● Instruction
Repeat the listing that follows, character for character, minus the pictures.

[START Exercise materials]

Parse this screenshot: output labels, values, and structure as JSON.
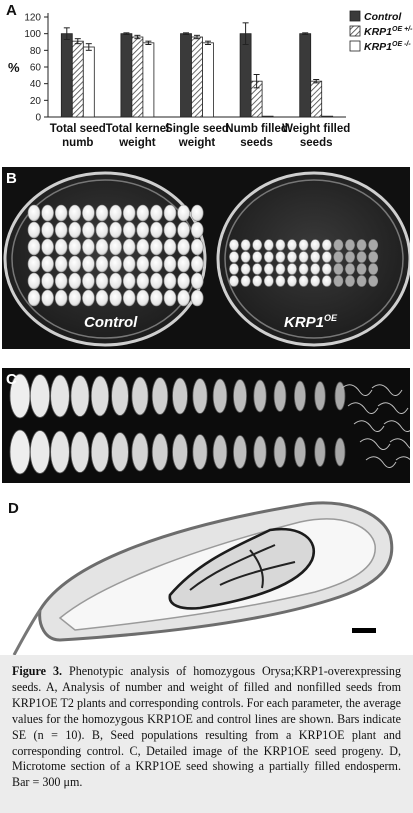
{
  "panels": {
    "a": "A",
    "b": "B",
    "c": "C",
    "d": "D"
  },
  "chart_data": {
    "type": "bar",
    "ylabel": "%",
    "ylim": [
      0,
      120
    ],
    "yticks": [
      0,
      20,
      40,
      60,
      80,
      100,
      120
    ],
    "categories": [
      "Total seed numb",
      "Total kernel weight",
      "Single seed weight",
      "Numb filled seeds",
      "Weight filled seeds"
    ],
    "category_lines": [
      [
        "Total seed",
        "numb"
      ],
      [
        "Total kernel",
        "weight"
      ],
      [
        "Single seed",
        "weight"
      ],
      [
        "Numb filled",
        "seeds"
      ],
      [
        "Weight filled",
        "seeds"
      ]
    ],
    "series": [
      {
        "name": "Control",
        "values": [
          100,
          100,
          100,
          100,
          100
        ],
        "errors": [
          7,
          1,
          1,
          13,
          1
        ],
        "color": "#3a3a3a"
      },
      {
        "name": "KRP1OE +/-",
        "values": [
          91,
          96,
          96,
          43,
          43
        ],
        "errors": [
          3,
          2,
          2,
          8,
          2
        ],
        "color": "hatch"
      },
      {
        "name": "KRP1OE -/-",
        "values": [
          84,
          89,
          89,
          1,
          1
        ],
        "errors": [
          4,
          2,
          2,
          0,
          0
        ],
        "color": "#ffffff"
      }
    ],
    "legend": {
      "position": "top-right",
      "entries": [
        {
          "base": "Control",
          "sup": ""
        },
        {
          "base": "KRP1",
          "sup": "OE +/-"
        },
        {
          "base": "KRP1",
          "sup": "OE -/-"
        }
      ]
    }
  },
  "photos": {
    "b_labels": {
      "control": "Control",
      "krp_base": "KRP1",
      "krp_sup": "OE"
    }
  },
  "caption": {
    "title": "Figure 3.",
    "text": "Phenotypic analysis of homozygous Orysa;KRP1-overexpressing seeds. A, Analysis of number and weight of filled and nonfilled seeds from KRP1OE T2 plants and corresponding controls. For each parameter, the average values for the homozygous KRP1OE and control lines are shown. Bars indicate SE (n = 10). B, Seed populations resulting from a KRP1OE plant and corresponding control. C, Detailed image of the KRP1OE seed progeny. D, Microtome section of a KRP1OE seed showing a partially filled endosperm. Bar = 300 μm."
  }
}
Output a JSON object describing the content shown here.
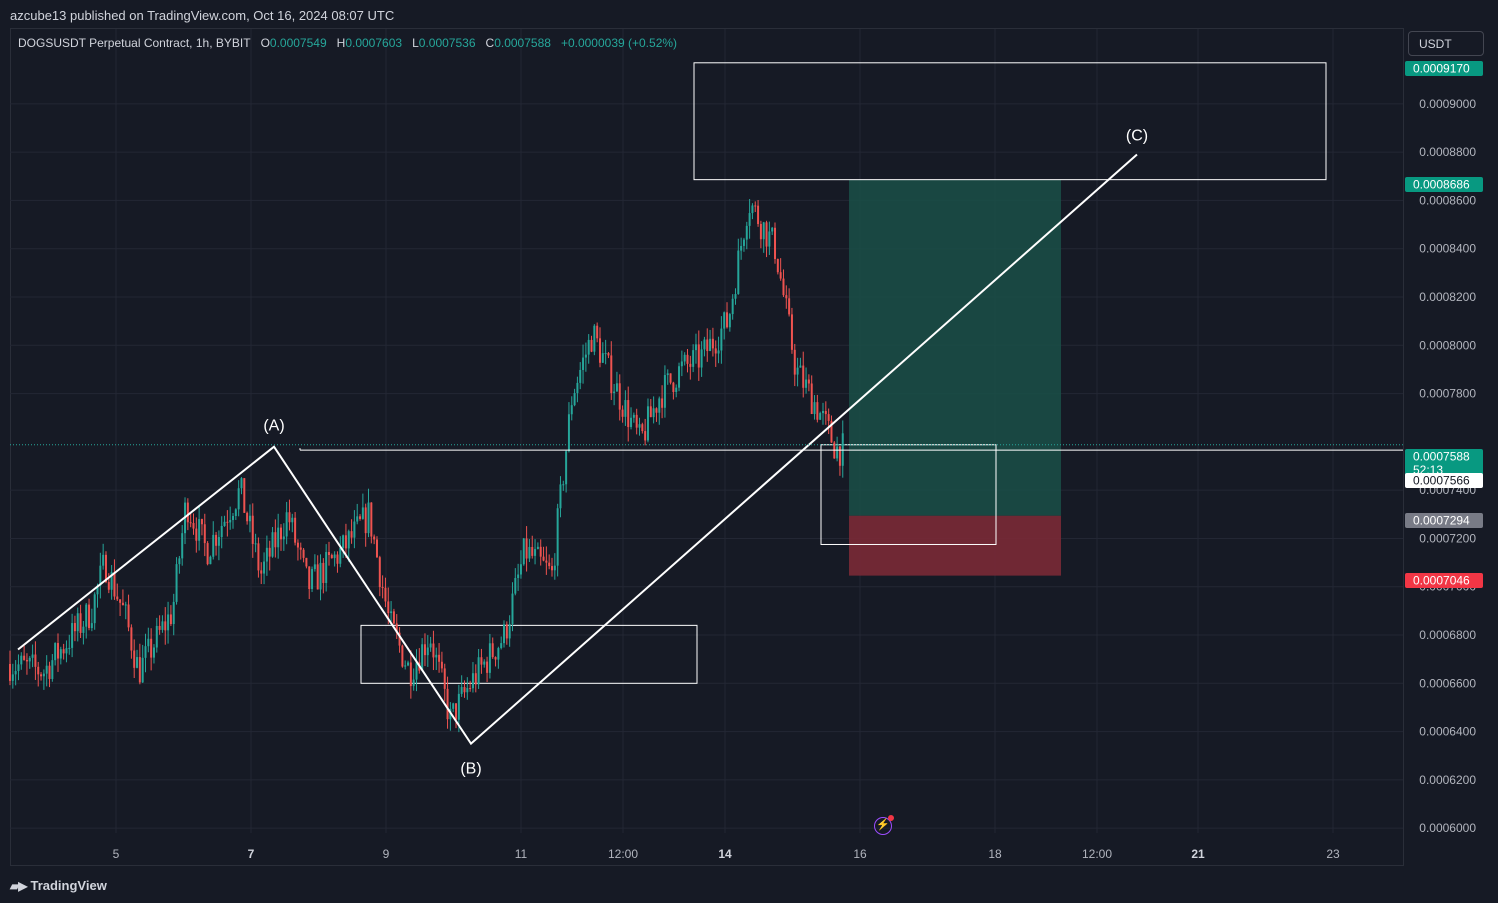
{
  "attribution": "azcube13 published on TradingView.com, Oct 16, 2024 08:07 UTC",
  "legend": {
    "symbol": "DOGSUSDT Perpetual Contract, 1h, BYBIT",
    "o_label": "O",
    "o": "0.0007549",
    "h_label": "H",
    "h": "0.0007603",
    "l_label": "L",
    "l": "0.0007536",
    "c_label": "C",
    "c": "0.0007588",
    "change": "+0.0000039 (+0.52%)"
  },
  "currency": "USDT",
  "branding": "TradingView",
  "colors": {
    "background": "#161a25",
    "up": "#26a69a",
    "down": "#ef5350",
    "grid": "#232734",
    "target_zone": "#1a5048",
    "stop_zone": "#7a2a36",
    "drawing": "#ffffff"
  },
  "chart_data": {
    "type": "candlestick",
    "series": [
      {
        "name": "DOGSUSDT Perpetual Contract, 1h, BYBIT",
        "interval": "1h"
      }
    ],
    "x_ticks": [
      {
        "label": "5",
        "bold": false
      },
      {
        "label": "7",
        "bold": true
      },
      {
        "label": "9",
        "bold": false
      },
      {
        "label": "11",
        "bold": false
      },
      {
        "label": "12:00",
        "bold": false
      },
      {
        "label": "14",
        "bold": true
      },
      {
        "label": "16",
        "bold": false
      },
      {
        "label": "18",
        "bold": false
      },
      {
        "label": "12:00",
        "bold": false
      },
      {
        "label": "21",
        "bold": true
      },
      {
        "label": "23",
        "bold": false
      }
    ],
    "y_ticks": [
      "0.0009000",
      "0.0008800",
      "0.0008600",
      "0.0008400",
      "0.0008200",
      "0.0008000",
      "0.0007800",
      "0.0007400",
      "0.0007200",
      "0.0007000",
      "0.0006800",
      "0.0006600",
      "0.0006400",
      "0.0006200",
      "0.0006000"
    ],
    "ylim": [
      0.000598,
      0.000931
    ],
    "price_labels": [
      {
        "value": "0.0009170",
        "color": "#089981"
      },
      {
        "value": "0.0008686",
        "color": "#089981"
      },
      {
        "value": "0.0007588",
        "sub": "52:13",
        "color": "#089981"
      },
      {
        "value": "0.0007566",
        "color": "#ffffff"
      },
      {
        "value": "0.0007294",
        "color": "#787b86"
      },
      {
        "value": "0.0007046",
        "color": "#f23645"
      }
    ],
    "wave_labels": [
      {
        "label": "(A)",
        "price": 0.000758
      },
      {
        "label": "(B)",
        "price": 0.000635
      },
      {
        "label": "(C)",
        "price": 0.000879
      }
    ],
    "position": {
      "entry": 0.0007294,
      "target": 0.0008686,
      "stop": 0.0007046
    },
    "zones": [
      {
        "top": 0.000917,
        "bottom": 0.0008686
      },
      {
        "top": 0.000684,
        "bottom": 0.00066
      },
      {
        "top": 0.0007588,
        "bottom": 0.0007175
      }
    ],
    "path": [
      {
        "x": "Oct 4",
        "y": 0.000674
      },
      {
        "x": "Oct 6 22:00",
        "y": 0.000758
      },
      {
        "x": "Oct 10 09:00",
        "y": 0.000635
      },
      {
        "x": "Oct 18 18:00",
        "y": 0.000879
      }
    ],
    "horizontal_line": 0.0007566
  }
}
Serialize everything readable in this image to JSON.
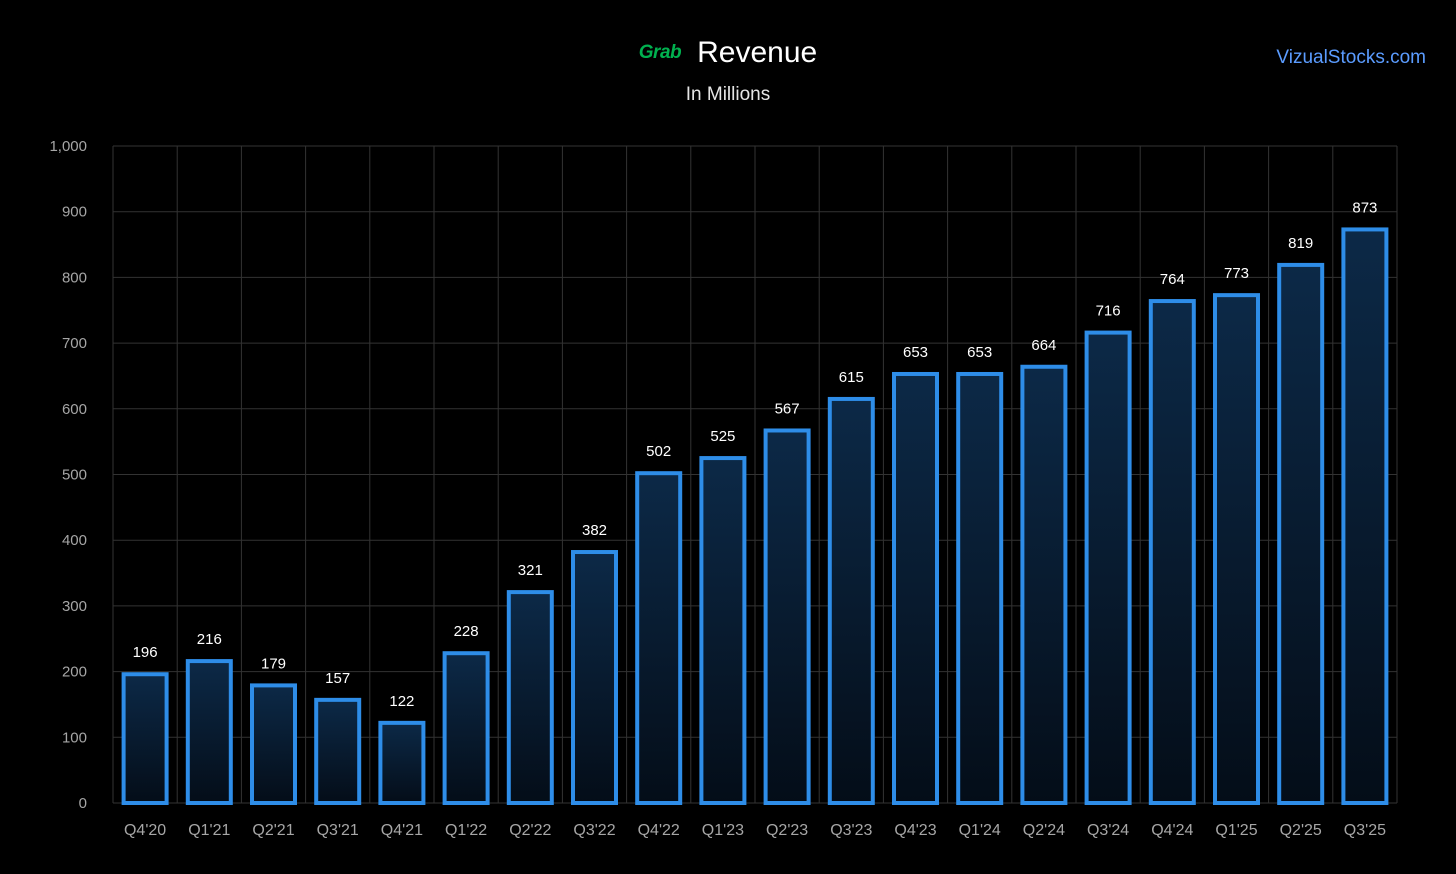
{
  "header": {
    "logo_text": "Grab",
    "title": "Revenue",
    "subtitle": "In Millions",
    "watermark": "VizualStocks.com"
  },
  "colors": {
    "background": "#000000",
    "bar_stroke": "#2e8de8",
    "bar_fill_top": "#0c2947",
    "bar_fill_bottom": "#040d18",
    "grid": "#333333",
    "axis_text": "#a6a6a6",
    "label_text": "#ffffff",
    "logo": "#00b14f",
    "watermark": "#5b9cff"
  },
  "chart_data": {
    "type": "bar",
    "title": "Revenue",
    "subtitle": "In Millions",
    "xlabel": "",
    "ylabel": "",
    "ylim": [
      0,
      1000
    ],
    "yticks": [
      0,
      100,
      200,
      300,
      400,
      500,
      600,
      700,
      800,
      900,
      1000
    ],
    "ytick_labels": [
      "0",
      "100",
      "200",
      "300",
      "400",
      "500",
      "600",
      "700",
      "800",
      "900",
      "1,000"
    ],
    "grid": true,
    "categories": [
      "Q4'20",
      "Q1'21",
      "Q2'21",
      "Q3'21",
      "Q4'21",
      "Q1'22",
      "Q2'22",
      "Q3'22",
      "Q4'22",
      "Q1'23",
      "Q2'23",
      "Q3'23",
      "Q4'23",
      "Q1'24",
      "Q2'24",
      "Q3'24",
      "Q4'24",
      "Q1'25",
      "Q2'25",
      "Q3'25"
    ],
    "values": [
      196,
      216,
      179,
      157,
      122,
      228,
      321,
      382,
      502,
      525,
      567,
      615,
      653,
      653,
      664,
      716,
      764,
      773,
      819,
      873
    ]
  }
}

[END Exercise materials]

● The answer
Parse this screenshot: output labels, values, and structure as JSON.
{
  "panels": {
    "a": "A",
    "b": "B",
    "c": "C",
    "d": "D"
  },
  "chart_data": {
    "type": "bar",
    "ylabel": "%",
    "ylim": [
      0,
      120
    ],
    "yticks": [
      0,
      20,
      40,
      60,
      80,
      100,
      120
    ],
    "categories": [
      "Total seed numb",
      "Total kernel weight",
      "Single seed weight",
      "Numb filled seeds",
      "Weight filled seeds"
    ],
    "category_lines": [
      [
        "Total seed",
        "numb"
      ],
      [
        "Total kernel",
        "weight"
      ],
      [
        "Single seed",
        "weight"
      ],
      [
        "Numb filled",
        "seeds"
      ],
      [
        "Weight filled",
        "seeds"
      ]
    ],
    "series": [
      {
        "name": "Control",
        "values": [
          100,
          100,
          100,
          100,
          100
        ],
        "errors": [
          7,
          1,
          1,
          13,
          1
        ],
        "color": "#3a3a3a"
      },
      {
        "name": "KRP1OE +/-",
        "values": [
          91,
          96,
          96,
          43,
          43
        ],
        "errors": [
          3,
          2,
          2,
          8,
          2
        ],
        "color": "hatch"
      },
      {
        "name": "KRP1OE -/-",
        "values": [
          84,
          89,
          89,
          1,
          1
        ],
        "errors": [
          4,
          2,
          2,
          0,
          0
        ],
        "color": "#ffffff"
      }
    ],
    "legend": {
      "position": "top-right",
      "entries": [
        {
          "base": "Control",
          "sup": ""
        },
        {
          "base": "KRP1",
          "sup": "OE +/-"
        },
        {
          "base": "KRP1",
          "sup": "OE -/-"
        }
      ]
    }
  },
  "photos": {
    "b_labels": {
      "control": "Control",
      "krp_base": "KRP1",
      "krp_sup": "OE"
    }
  },
  "caption": {
    "title": "Figure 3.",
    "text": "Phenotypic analysis of homozygous Orysa;KRP1-overexpressing seeds. A, Analysis of number and weight of filled and nonfilled seeds from KRP1OE T2 plants and corresponding controls. For each parameter, the average values for the homozygous KRP1OE and control lines are shown. Bars indicate SE (n = 10). B, Seed populations resulting from a KRP1OE plant and corresponding control. C, Detailed image of the KRP1OE seed progeny. D, Microtome section of a KRP1OE seed showing a partially filled endosperm. Bar = 300 μm."
  }
}
Output a JSON object describing the content shown here.
{
  "attribution": "azcube13 published on TradingView.com, Oct 16, 2024 08:07 UTC",
  "legend": {
    "symbol": "DOGSUSDT Perpetual Contract, 1h, BYBIT",
    "o_label": "O",
    "o": "0.0007549",
    "h_label": "H",
    "h": "0.0007603",
    "l_label": "L",
    "l": "0.0007536",
    "c_label": "C",
    "c": "0.0007588",
    "change": "+0.0000039 (+0.52%)"
  },
  "currency": "USDT",
  "branding": "TradingView",
  "colors": {
    "background": "#161a25",
    "up": "#26a69a",
    "down": "#ef5350",
    "grid": "#232734",
    "target_zone": "#1a5048",
    "stop_zone": "#7a2a36",
    "drawing": "#ffffff"
  },
  "chart_data": {
    "type": "candlestick",
    "series": [
      {
        "name": "DOGSUSDT Perpetual Contract, 1h, BYBIT",
        "interval": "1h"
      }
    ],
    "x_ticks": [
      {
        "label": "5",
        "bold": false
      },
      {
        "label": "7",
        "bold": true
      },
      {
        "label": "9",
        "bold": false
      },
      {
        "label": "11",
        "bold": false
      },
      {
        "label": "12:00",
        "bold": false
      },
      {
        "label": "14",
        "bold": true
      },
      {
        "label": "16",
        "bold": false
      },
      {
        "label": "18",
        "bold": false
      },
      {
        "label": "12:00",
        "bold": false
      },
      {
        "label": "21",
        "bold": true
      },
      {
        "label": "23",
        "bold": false
      }
    ],
    "y_ticks": [
      "0.0009000",
      "0.0008800",
      "0.0008600",
      "0.0008400",
      "0.0008200",
      "0.0008000",
      "0.0007800",
      "0.0007400",
      "0.0007200",
      "0.0007000",
      "0.0006800",
      "0.0006600",
      "0.0006400",
      "0.0006200",
      "0.0006000"
    ],
    "ylim": [
      0.000598,
      0.000931
    ],
    "price_labels": [
      {
        "value": "0.0009170",
        "color": "#089981"
      },
      {
        "value": "0.0008686",
        "color": "#089981"
      },
      {
        "value": "0.0007588",
        "sub": "52:13",
        "color": "#089981"
      },
      {
        "value": "0.0007566",
        "color": "#ffffff"
      },
      {
        "value": "0.0007294",
        "color": "#787b86"
      },
      {
        "value": "0.0007046",
        "color": "#f23645"
      }
    ],
    "wave_labels": [
      {
        "label": "(A)",
        "price": 0.000758
      },
      {
        "label": "(B)",
        "price": 0.000635
      },
      {
        "label": "(C)",
        "price": 0.000879
      }
    ],
    "position": {
      "entry": 0.0007294,
      "target": 0.0008686,
      "stop": 0.0007046
    },
    "zones": [
      {
        "top": 0.000917,
        "bottom": 0.0008686
      },
      {
        "top": 0.000684,
        "bottom": 0.00066
      },
      {
        "top": 0.0007588,
        "bottom": 0.0007175
      }
    ],
    "path": [
      {
        "x": "Oct 4",
        "y": 0.000674
      },
      {
        "x": "Oct 6 22:00",
        "y": 0.000758
      },
      {
        "x": "Oct 10 09:00",
        "y": 0.000635
      },
      {
        "x": "Oct 18 18:00",
        "y": 0.000879
      }
    ],
    "horizontal_line": 0.0007566
  }
}
Serialize everything readable in this image to JSON.
{
  "header": {
    "logo_text": "Grab",
    "title": "Revenue",
    "subtitle": "In Millions",
    "watermark": "VizualStocks.com"
  },
  "colors": {
    "background": "#000000",
    "bar_stroke": "#2e8de8",
    "bar_fill_top": "#0c2947",
    "bar_fill_bottom": "#040d18",
    "grid": "#333333",
    "axis_text": "#a6a6a6",
    "label_text": "#ffffff",
    "logo": "#00b14f",
    "watermark": "#5b9cff"
  },
  "chart_data": {
    "type": "bar",
    "title": "Revenue",
    "subtitle": "In Millions",
    "xlabel": "",
    "ylabel": "",
    "ylim": [
      0,
      1000
    ],
    "yticks": [
      0,
      100,
      200,
      300,
      400,
      500,
      600,
      700,
      800,
      900,
      1000
    ],
    "ytick_labels": [
      "0",
      "100",
      "200",
      "300",
      "400",
      "500",
      "600",
      "700",
      "800",
      "900",
      "1,000"
    ],
    "grid": true,
    "categories": [
      "Q4'20",
      "Q1'21",
      "Q2'21",
      "Q3'21",
      "Q4'21",
      "Q1'22",
      "Q2'22",
      "Q3'22",
      "Q4'22",
      "Q1'23",
      "Q2'23",
      "Q3'23",
      "Q4'23",
      "Q1'24",
      "Q2'24",
      "Q3'24",
      "Q4'24",
      "Q1'25",
      "Q2'25",
      "Q3'25"
    ],
    "values": [
      196,
      216,
      179,
      157,
      122,
      228,
      321,
      382,
      502,
      525,
      567,
      615,
      653,
      653,
      664,
      716,
      764,
      773,
      819,
      873
    ]
  }
}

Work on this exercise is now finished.